__EXERCISE__. Copy out each line that mentions the word "Toluene".

__PROVIDED DATA__.
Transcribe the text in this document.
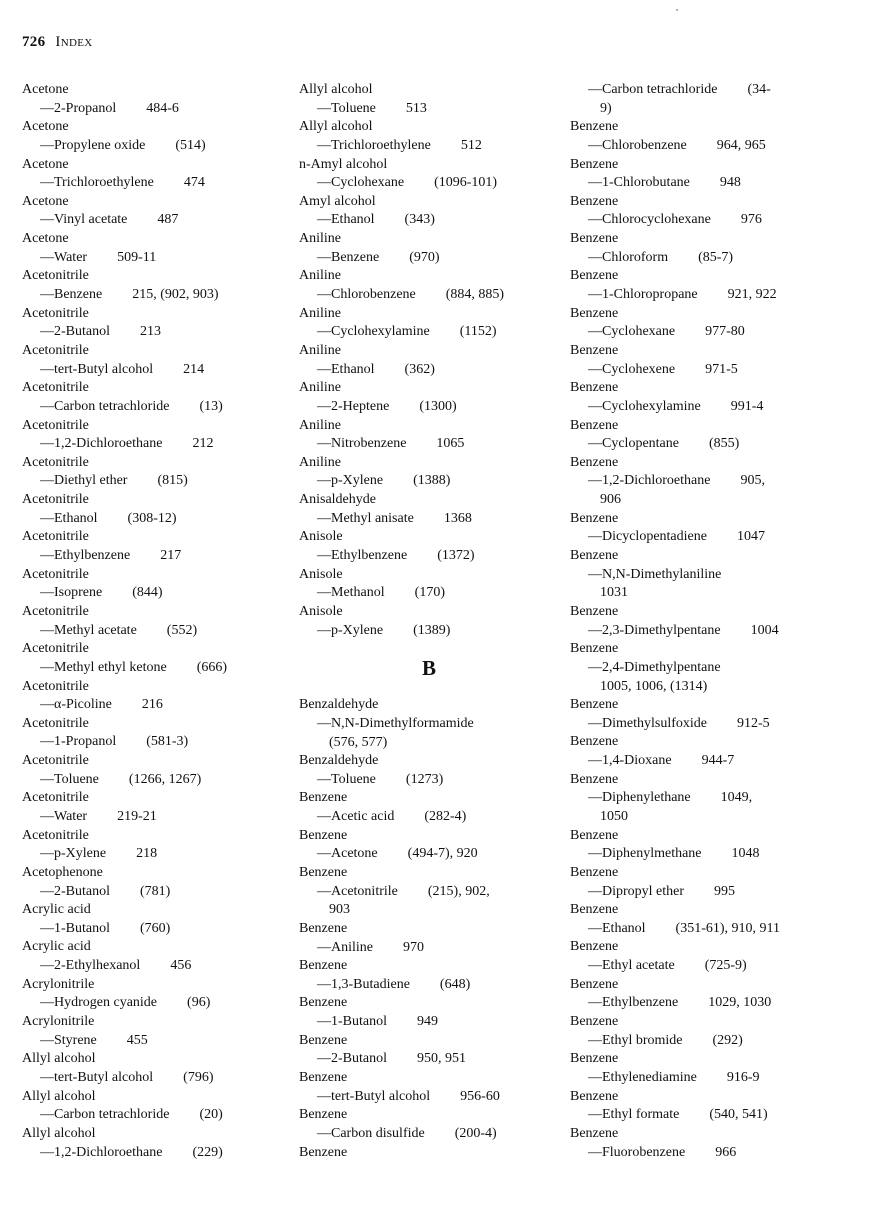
726 Index
Acetone
—2-Propanol 484-6
Acetone
—Propylene oxide (514)
Acetone
—Trichloroethylene 474
Acetone
—Vinyl acetate 487
Acetone
—Water 509-11
Acetonitrile
—Benzene 215, (902, 903)
Acetonitrile
—2-Butanol 213
Acetonitrile
—tert-Butyl alcohol 214
Acetonitrile
—Carbon tetrachloride (13)
Acetonitrile
—1,2-Dichloroethane 212
Acetonitrile
—Diethyl ether (815)
Acetonitrile
—Ethanol (308-12)
Acetonitrile
—Ethylbenzene 217
Acetonitrile
—Isoprene (844)
Acetonitrile
—Methyl acetate (552)
Acetonitrile
—Methyl ethyl ketone (666)
Acetonitrile
—α-Picoline 216
Acetonitrile
—1-Propanol (581-3)
Acetonitrile
—Toluene (1266, 1267)
Acetonitrile
—Water 219-21
Acetonitrile
—p-Xylene 218
Acetophenone
—2-Butanol (781)
Acrylic acid
—1-Butanol (760)
Acrylic acid
—2-Ethylhexanol 456
Acrylonitrile
—Hydrogen cyanide (96)
Acrylonitrile
—Styrene 455
Allyl alcohol
—tert-Butyl alcohol (796)
Allyl alcohol
—Carbon tetrachloride (20)
Allyl alcohol
—1,2-Dichloroethane (229)
Allyl alcohol
—Toluene 513
Allyl alcohol
—Trichloroethylene 512
n-Amyl alcohol
—Cyclohexane (1096-101)
Amyl alcohol
—Ethanol (343)
Aniline
—Benzene (970)
Aniline
—Chlorobenzene (884, 885)
Aniline
—Cyclohexylamine (1152)
Aniline
—Ethanol (362)
Aniline
—2-Heptene (1300)
Aniline
—Nitrobenzene 1065
Aniline
—p-Xylene (1388)
Anisaldehyde
—Methyl anisate 1368
Anisole
—Ethylbenzene (1372)
Anisole
—Methanol (170)
Anisole
—p-Xylene (1389)
B
Benzaldehyde
—N,N-Dimethylformamide
(576, 577)
Benzaldehyde
—Toluene (1273)
Benzene
—Acetic acid (282-4)
Benzene
—Acetone (494-7), 920
Benzene
—Acetonitrile (215), 902,
903
Benzene
—Aniline 970
Benzene
—1,3-Butadiene (648)
Benzene
—1-Butanol 949
Benzene
—2-Butanol 950, 951
Benzene
—tert-Butyl alcohol 956-60
Benzene
—Carbon disulfide (200-4)
Benzene
—Carbon tetrachloride (34-
9)
Benzene
—Chlorobenzene 964, 965
Benzene
—1-Chlorobutane 948
Benzene
—Chlorocyclohexane 976
Benzene
—Chloroform (85-7)
Benzene
—1-Chloropropane 921, 922
Benzene
—Cyclohexane 977-80
Benzene
—Cyclohexene 971-5
Benzene
—Cyclohexylamine 991-4
Benzene
—Cyclopentane (855)
Benzene
—1,2-Dichloroethane 905,
906
Benzene
—Dicyclopentadiene 1047
Benzene
—N,N-Dimethylaniline
1031
Benzene
—2,3-Dimethylpentane 1004
Benzene
—2,4-Dimethylpentane
1005, 1006, (1314)
Benzene
—Dimethylsulfoxide 912-5
Benzene
—1,4-Dioxane 944-7
Benzene
—Diphenylethane 1049,
1050
Benzene
—Diphenylmethane 1048
Benzene
—Dipropyl ether 995
Benzene
—Ethanol (351-61), 910, 911
Benzene
—Ethyl acetate (725-9)
Benzene
—Ethylbenzene 1029, 1030
Benzene
—Ethyl bromide (292)
Benzene
—Ethylenediamine 916-9
Benzene
—Ethyl formate (540, 541)
Benzene
—Fluorobenzene 966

__RESULT__.
—Toluene (1266, 1267)
—Toluene 513
—Toluene (1273)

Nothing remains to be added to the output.